GOAL:
Look through the lines below and extract any with the word "Limpeza".
-- BEGIN RAW RECORDS --
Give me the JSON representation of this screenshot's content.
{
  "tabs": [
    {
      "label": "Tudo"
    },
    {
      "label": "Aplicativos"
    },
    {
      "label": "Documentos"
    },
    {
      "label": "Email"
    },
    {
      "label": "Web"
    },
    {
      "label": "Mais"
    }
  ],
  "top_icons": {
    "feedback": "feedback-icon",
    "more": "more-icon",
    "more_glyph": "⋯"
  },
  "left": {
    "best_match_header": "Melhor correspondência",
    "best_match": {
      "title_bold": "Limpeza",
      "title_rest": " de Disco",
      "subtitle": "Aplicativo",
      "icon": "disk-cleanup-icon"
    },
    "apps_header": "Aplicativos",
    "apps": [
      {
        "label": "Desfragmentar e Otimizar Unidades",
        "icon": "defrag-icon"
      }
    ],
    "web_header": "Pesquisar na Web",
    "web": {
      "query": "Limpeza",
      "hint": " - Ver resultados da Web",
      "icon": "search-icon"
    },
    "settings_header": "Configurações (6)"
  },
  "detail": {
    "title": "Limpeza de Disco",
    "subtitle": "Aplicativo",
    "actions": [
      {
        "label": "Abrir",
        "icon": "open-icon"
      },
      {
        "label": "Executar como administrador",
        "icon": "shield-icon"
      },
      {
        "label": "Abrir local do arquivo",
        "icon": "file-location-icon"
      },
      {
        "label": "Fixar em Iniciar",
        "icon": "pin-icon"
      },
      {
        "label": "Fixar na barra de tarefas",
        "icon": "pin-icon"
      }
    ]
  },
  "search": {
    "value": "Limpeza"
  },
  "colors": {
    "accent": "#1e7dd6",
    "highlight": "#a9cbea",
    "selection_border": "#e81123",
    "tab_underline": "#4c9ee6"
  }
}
-- END RAW RECORDS --
ANSWER TO THE TASK:
      "title_bold": "Limpeza",
      "query": "Limpeza",
    "title": "Limpeza de Disco",
    "value": "Limpeza"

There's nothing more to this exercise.